Task directions. All of the lines below are to be transcribed faithfully, with pictures excluded from the copy.
Start The input
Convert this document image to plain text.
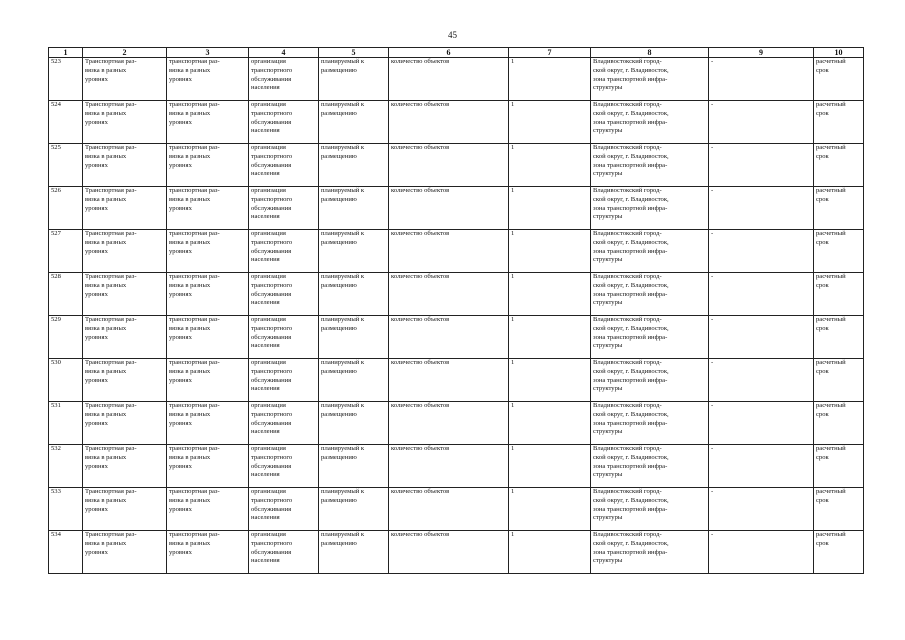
45
1	2	3	4	5	6	7	8	9	10

523	Транспортная раз-
вязка в разных
уровнях	транспортная раз-
вязка в разных
уровнях	организация
транспортного
обслуживания
населения	планируемый к
размещению	количество объектов	1	Владивостокский город-
ской округ, г. Владивосток,
зона транспортной инфра-
структуры	-	расчетный
срок

524	Транспортная раз-
вязка в разных
уровнях	транспортная раз-
вязка в разных
уровнях	организация
транспортного
обслуживания
населения	планируемый к
размещению	количество объектов	1	Владивостокский город-
ской округ, г. Владивосток,
зона транспортной инфра-
структуры	-	расчетный
срок

525	Транспортная раз-
вязка в разных
уровнях	транспортная раз-
вязка в разных
уровнях	организация
транспортного
обслуживания
населения	планируемый к
размещению	количество объектов	1	Владивостокский город-
ской округ, г. Владивосток,
зона транспортной инфра-
структуры	-	расчетный
срок

526	Транспортная раз-
вязка в разных
уровнях	транспортная раз-
вязка в разных
уровнях	организация
транспортного
обслуживания
населения	планируемый к
размещению	количество объектов	1	Владивостокский город-
ской округ, г. Владивосток,
зона транспортной инфра-
структуры	-	расчетный
срок

527	Транспортная раз-
вязка в разных
уровнях	транспортная раз-
вязка в разных
уровнях	организация
транспортного
обслуживания
населения	планируемый к
размещению	количество объектов	1	Владивостокский город-
ской округ, г. Владивосток,
зона транспортной инфра-
структуры	-	расчетный
срок

528	Транспортная раз-
вязка в разных
уровнях	транспортная раз-
вязка в разных
уровнях	организация
транспортного
обслуживания
населения	планируемый к
размещению	количество объектов	1	Владивостокский город-
ской округ, г. Владивосток,
зона транспортной инфра-
структуры	-	расчетный
срок

529	Транспортная раз-
вязка в разных
уровнях	транспортная раз-
вязка в разных
уровнях	организация
транспортного
обслуживания
населения	планируемый к
размещению	количество объектов	1	Владивостокский город-
ской округ, г. Владивосток,
зона транспортной инфра-
структуры	-	расчетный
срок

530	Транспортная раз-
вязка в разных
уровнях	транспортная раз-
вязка в разных
уровнях	организация
транспортного
обслуживания
населения	планируемый к
размещению	количество объектов	1	Владивостокский город-
ской округ, г. Владивосток,
зона транспортной инфра-
структуры	-	расчетный
срок

531	Транспортная раз-
вязка в разных
уровнях	транспортная раз-
вязка в разных
уровнях	организация
транспортного
обслуживания
населения	планируемый к
размещению	количество объектов	1	Владивостокский город-
ской округ, г. Владивосток,
зона транспортной инфра-
структуры	-	расчетный
срок

532	Транспортная раз-
вязка в разных
уровнях	транспортная раз-
вязка в разных
уровнях	организация
транспортного
обслуживания
населения	планируемый к
размещению	количество объектов	1	Владивостокский город-
ской округ, г. Владивосток,
зона транспортной инфра-
структуры	-	расчетный
срок

533	Транспортная раз-
вязка в разных
уровнях	транспортная раз-
вязка в разных
уровнях	организация
транспортного
обслуживания
населения	планируемый к
размещению	количество объектов	1	Владивостокский город-
ской округ, г. Владивосток,
зона транспортной инфра-
структуры	-	расчетный
срок

534	Транспортная раз-
вязка в разных
уровнях	транспортная раз-
вязка в разных
уровнях	организация
транспортного
обслуживания
населения	планируемый к
размещению	количество объектов	1	Владивостокский город-
ской округ, г. Владивосток,
зона транспортной инфра-
структуры	-	расчетный
срок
End The input
Answer in full.
Convert this document image to plain text.
45
1	2	3	4	5	6	7	8	9	10

523	Транспортная раз-
вязка в разных
уровнях	транспортная раз-
вязка в разных
уровнях	организация
транспортного
обслуживания
населения	планируемый к
размещению	количество объектов	1	Владивостокский город-
ской округ, г. Владивосток,
зона транспортной инфра-
структуры	-	расчетный
срок

524	Транспортная раз-
вязка в разных
уровнях	транспортная раз-
вязка в разных
уровнях	организация
транспортного
обслуживания
населения	планируемый к
размещению	количество объектов	1	Владивостокский город-
ской округ, г. Владивосток,
зона транспортной инфра-
структуры	-	расчетный
срок

525	Транспортная раз-
вязка в разных
уровнях	транспортная раз-
вязка в разных
уровнях	организация
транспортного
обслуживания
населения	планируемый к
размещению	количество объектов	1	Владивостокский город-
ской округ, г. Владивосток,
зона транспортной инфра-
структуры	-	расчетный
срок

526	Транспортная раз-
вязка в разных
уровнях	транспортная раз-
вязка в разных
уровнях	организация
транспортного
обслуживания
населения	планируемый к
размещению	количество объектов	1	Владивостокский город-
ской округ, г. Владивосток,
зона транспортной инфра-
структуры	-	расчетный
срок

527	Транспортная раз-
вязка в разных
уровнях	транспортная раз-
вязка в разных
уровнях	организация
транспортного
обслуживания
населения	планируемый к
размещению	количество объектов	1	Владивостокский город-
ской округ, г. Владивосток,
зона транспортной инфра-
структуры	-	расчетный
срок

528	Транспортная раз-
вязка в разных
уровнях	транспортная раз-
вязка в разных
уровнях	организация
транспортного
обслуживания
населения	планируемый к
размещению	количество объектов	1	Владивостокский город-
ской округ, г. Владивосток,
зона транспортной инфра-
структуры	-	расчетный
срок

529	Транспортная раз-
вязка в разных
уровнях	транспортная раз-
вязка в разных
уровнях	организация
транспортного
обслуживания
населения	планируемый к
размещению	количество объектов	1	Владивостокский город-
ской округ, г. Владивосток,
зона транспортной инфра-
структуры	-	расчетный
срок

530	Транспортная раз-
вязка в разных
уровнях	транспортная раз-
вязка в разных
уровнях	организация
транспортного
обслуживания
населения	планируемый к
размещению	количество объектов	1	Владивостокский город-
ской округ, г. Владивосток,
зона транспортной инфра-
структуры	-	расчетный
срок

531	Транспортная раз-
вязка в разных
уровнях	транспортная раз-
вязка в разных
уровнях	организация
транспортного
обслуживания
населения	планируемый к
размещению	количество объектов	1	Владивостокский город-
ской округ, г. Владивосток,
зона транспортной инфра-
структуры	-	расчетный
срок

532	Транспортная раз-
вязка в разных
уровнях	транспортная раз-
вязка в разных
уровнях	организация
транспортного
обслуживания
населения	планируемый к
размещению	количество объектов	1	Владивостокский город-
ской округ, г. Владивосток,
зона транспортной инфра-
структуры	-	расчетный
срок

533	Транспортная раз-
вязка в разных
уровнях	транспортная раз-
вязка в разных
уровнях	организация
транспортного
обслуживания
населения	планируемый к
размещению	количество объектов	1	Владивостокский город-
ской округ, г. Владивосток,
зона транспортной инфра-
структуры	-	расчетный
срок

534	Транспортная раз-
вязка в разных
уровнях	транспортная раз-
вязка в разных
уровнях	организация
транспортного
обслуживания
населения	планируемый к
размещению	количество объектов	1	Владивостокский город-
ской округ, г. Владивосток,
зона транспортной инфра-
структуры	-	расчетный
срок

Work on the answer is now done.